▶ **Task objective**:
Your task is to reproduce the material exactly.
· · · · ·
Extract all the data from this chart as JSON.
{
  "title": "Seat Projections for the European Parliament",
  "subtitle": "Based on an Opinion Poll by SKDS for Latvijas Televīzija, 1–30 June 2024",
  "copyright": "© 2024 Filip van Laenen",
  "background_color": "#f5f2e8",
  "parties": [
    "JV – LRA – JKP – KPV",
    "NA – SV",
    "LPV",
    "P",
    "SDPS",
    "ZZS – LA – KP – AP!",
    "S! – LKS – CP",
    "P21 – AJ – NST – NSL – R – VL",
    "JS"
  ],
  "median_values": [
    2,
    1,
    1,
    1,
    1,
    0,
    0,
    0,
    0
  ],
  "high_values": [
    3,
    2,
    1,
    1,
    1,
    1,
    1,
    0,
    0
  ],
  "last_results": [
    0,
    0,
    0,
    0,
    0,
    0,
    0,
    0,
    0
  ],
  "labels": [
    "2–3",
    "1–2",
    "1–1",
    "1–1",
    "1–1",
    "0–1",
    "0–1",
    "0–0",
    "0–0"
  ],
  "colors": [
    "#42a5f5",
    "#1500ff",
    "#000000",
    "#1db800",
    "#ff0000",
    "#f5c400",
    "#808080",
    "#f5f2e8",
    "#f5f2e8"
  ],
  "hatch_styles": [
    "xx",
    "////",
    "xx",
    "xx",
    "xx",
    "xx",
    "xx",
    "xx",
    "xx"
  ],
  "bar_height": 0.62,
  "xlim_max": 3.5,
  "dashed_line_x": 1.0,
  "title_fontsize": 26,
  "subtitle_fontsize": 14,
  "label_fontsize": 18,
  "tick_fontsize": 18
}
· · · · ·
▶ **Solution for this problem**:
Extract all the data from this chart as JSON.
{
  "title": "Seat Projections for the European Parliament",
  "subtitle": "Based on an Opinion Poll by SKDS for Latvijas Televīzija, 1–30 June 2024",
  "copyright": "© 2024 Filip van Laenen",
  "background_color": "#f5f2e8",
  "parties": [
    "JV – LRA – JKP – KPV",
    "NA – SV",
    "LPV",
    "P",
    "SDPS",
    "ZZS – LA – KP – AP!",
    "S! – LKS – CP",
    "P21 – AJ – NST – NSL – R – VL",
    "JS"
  ],
  "median_values": [
    2,
    1,
    1,
    1,
    1,
    0,
    0,
    0,
    0
  ],
  "high_values": [
    3,
    2,
    1,
    1,
    1,
    1,
    1,
    0,
    0
  ],
  "last_results": [
    0,
    0,
    0,
    0,
    0,
    0,
    0,
    0,
    0
  ],
  "labels": [
    "2–3",
    "1–2",
    "1–1",
    "1–1",
    "1–1",
    "0–1",
    "0–1",
    "0–0",
    "0–0"
  ],
  "colors": [
    "#42a5f5",
    "#1500ff",
    "#000000",
    "#1db800",
    "#ff0000",
    "#f5c400",
    "#808080",
    "#f5f2e8",
    "#f5f2e8"
  ],
  "hatch_styles": [
    "xx",
    "////",
    "xx",
    "xx",
    "xx",
    "xx",
    "xx",
    "xx",
    "xx"
  ],
  "bar_height": 0.62,
  "xlim_max": 3.5,
  "dashed_line_x": 1.0,
  "title_fontsize": 26,
  "subtitle_fontsize": 14,
  "label_fontsize": 18,
  "tick_fontsize": 18
}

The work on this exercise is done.